SHORT PROBLEM: Return the records, each one exactly as written.

[Figure record listings]
==================================================
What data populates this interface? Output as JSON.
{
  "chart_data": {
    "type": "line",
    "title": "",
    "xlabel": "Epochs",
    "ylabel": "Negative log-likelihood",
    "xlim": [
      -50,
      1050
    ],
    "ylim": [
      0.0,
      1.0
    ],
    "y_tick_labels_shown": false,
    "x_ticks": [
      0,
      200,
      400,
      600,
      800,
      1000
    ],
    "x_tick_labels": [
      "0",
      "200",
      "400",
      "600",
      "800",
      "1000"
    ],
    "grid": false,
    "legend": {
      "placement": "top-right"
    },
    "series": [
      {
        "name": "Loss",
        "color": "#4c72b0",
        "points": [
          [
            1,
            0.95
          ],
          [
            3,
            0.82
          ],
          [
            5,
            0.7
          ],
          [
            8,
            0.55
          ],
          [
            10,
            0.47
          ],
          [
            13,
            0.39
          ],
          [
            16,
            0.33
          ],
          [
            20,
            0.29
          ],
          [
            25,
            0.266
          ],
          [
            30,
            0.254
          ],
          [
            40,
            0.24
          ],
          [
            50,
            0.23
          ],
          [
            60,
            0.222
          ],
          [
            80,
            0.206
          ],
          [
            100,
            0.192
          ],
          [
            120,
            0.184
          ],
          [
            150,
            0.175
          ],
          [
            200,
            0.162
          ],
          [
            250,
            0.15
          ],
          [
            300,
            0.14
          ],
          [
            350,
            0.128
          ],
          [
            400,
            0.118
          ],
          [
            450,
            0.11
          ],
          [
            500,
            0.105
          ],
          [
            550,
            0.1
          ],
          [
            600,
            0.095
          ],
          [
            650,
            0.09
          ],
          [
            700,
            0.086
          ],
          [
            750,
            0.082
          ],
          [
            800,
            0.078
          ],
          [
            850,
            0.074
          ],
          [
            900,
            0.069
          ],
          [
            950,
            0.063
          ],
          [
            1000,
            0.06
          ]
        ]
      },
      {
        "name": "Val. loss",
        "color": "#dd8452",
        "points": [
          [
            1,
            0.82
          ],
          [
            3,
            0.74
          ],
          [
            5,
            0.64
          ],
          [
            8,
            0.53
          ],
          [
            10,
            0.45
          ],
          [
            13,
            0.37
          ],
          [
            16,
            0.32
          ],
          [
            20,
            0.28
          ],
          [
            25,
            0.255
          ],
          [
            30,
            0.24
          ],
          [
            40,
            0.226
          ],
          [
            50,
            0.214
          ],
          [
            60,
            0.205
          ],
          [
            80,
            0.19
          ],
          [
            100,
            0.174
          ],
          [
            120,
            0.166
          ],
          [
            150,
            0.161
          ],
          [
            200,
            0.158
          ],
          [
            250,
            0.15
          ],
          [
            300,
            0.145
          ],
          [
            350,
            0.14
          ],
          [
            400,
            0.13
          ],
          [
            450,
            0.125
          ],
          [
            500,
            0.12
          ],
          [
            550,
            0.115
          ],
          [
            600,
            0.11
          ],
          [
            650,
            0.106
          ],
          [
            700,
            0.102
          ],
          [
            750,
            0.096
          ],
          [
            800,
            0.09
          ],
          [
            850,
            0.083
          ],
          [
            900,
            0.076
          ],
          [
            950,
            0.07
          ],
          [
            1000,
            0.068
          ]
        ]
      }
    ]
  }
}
==================================================
TASK SOLUTION:
What data populates this interface? Output as JSON.
{
  "chart_data": {
    "type": "line",
    "title": "",
    "xlabel": "Epochs",
    "ylabel": "Negative log-likelihood",
    "xlim": [
      -50,
      1050
    ],
    "ylim": [
      0.0,
      1.0
    ],
    "y_tick_labels_shown": false,
    "x_ticks": [
      0,
      200,
      400,
      600,
      800,
      1000
    ],
    "x_tick_labels": [
      "0",
      "200",
      "400",
      "600",
      "800",
      "1000"
    ],
    "grid": false,
    "legend": {
      "placement": "top-right"
    },
    "series": [
      {
        "name": "Loss",
        "color": "#4c72b0",
        "points": [
          [
            1,
            0.95
          ],
          [
            3,
            0.82
          ],
          [
            5,
            0.7
          ],
          [
            8,
            0.55
          ],
          [
            10,
            0.47
          ],
          [
            13,
            0.39
          ],
          [
            16,
            0.33
          ],
          [
            20,
            0.29
          ],
          [
            25,
            0.266
          ],
          [
            30,
            0.254
          ],
          [
            40,
            0.24
          ],
          [
            50,
            0.23
          ],
          [
            60,
            0.222
          ],
          [
            80,
            0.206
          ],
          [
            100,
            0.192
          ],
          [
            120,
            0.184
          ],
          [
            150,
            0.175
          ],
          [
            200,
            0.162
          ],
          [
            250,
            0.15
          ],
          [
            300,
            0.14
          ],
          [
            350,
            0.128
          ],
          [
            400,
            0.118
          ],
          [
            450,
            0.11
          ],
          [
            500,
            0.105
          ],
          [
            550,
            0.1
          ],
          [
            600,
            0.095
          ],
          [
            650,
            0.09
          ],
          [
            700,
            0.086
          ],
          [
            750,
            0.082
          ],
          [
            800,
            0.078
          ],
          [
            850,
            0.074
          ],
          [
            900,
            0.069
          ],
          [
            950,
            0.063
          ],
          [
            1000,
            0.06
          ]
        ]
      },
      {
        "name": "Val. loss",
        "color": "#dd8452",
        "points": [
          [
            1,
            0.82
          ],
          [
            3,
            0.74
          ],
          [
            5,
            0.64
          ],
          [
            8,
            0.53
          ],
          [
            10,
            0.45
          ],
          [
            13,
            0.37
          ],
          [
            16,
            0.32
          ],
          [
            20,
            0.28
          ],
          [
            25,
            0.255
          ],
          [
            30,
            0.24
          ],
          [
            40,
            0.226
          ],
          [
            50,
            0.214
          ],
          [
            60,
            0.205
          ],
          [
            80,
            0.19
          ],
          [
            100,
            0.174
          ],
          [
            120,
            0.166
          ],
          [
            150,
            0.161
          ],
          [
            200,
            0.158
          ],
          [
            250,
            0.15
          ],
          [
            300,
            0.145
          ],
          [
            350,
            0.14
          ],
          [
            400,
            0.13
          ],
          [
            450,
            0.125
          ],
          [
            500,
            0.12
          ],
          [
            550,
            0.115
          ],
          [
            600,
            0.11
          ],
          [
            650,
            0.106
          ],
          [
            700,
            0.102
          ],
          [
            750,
            0.096
          ],
          [
            800,
            0.09
          ],
          [
            850,
            0.083
          ],
          [
            900,
            0.076
          ],
          [
            950,
            0.07
          ],
          [
            1000,
            0.068
          ]
        ]
      }
    ]
  }
}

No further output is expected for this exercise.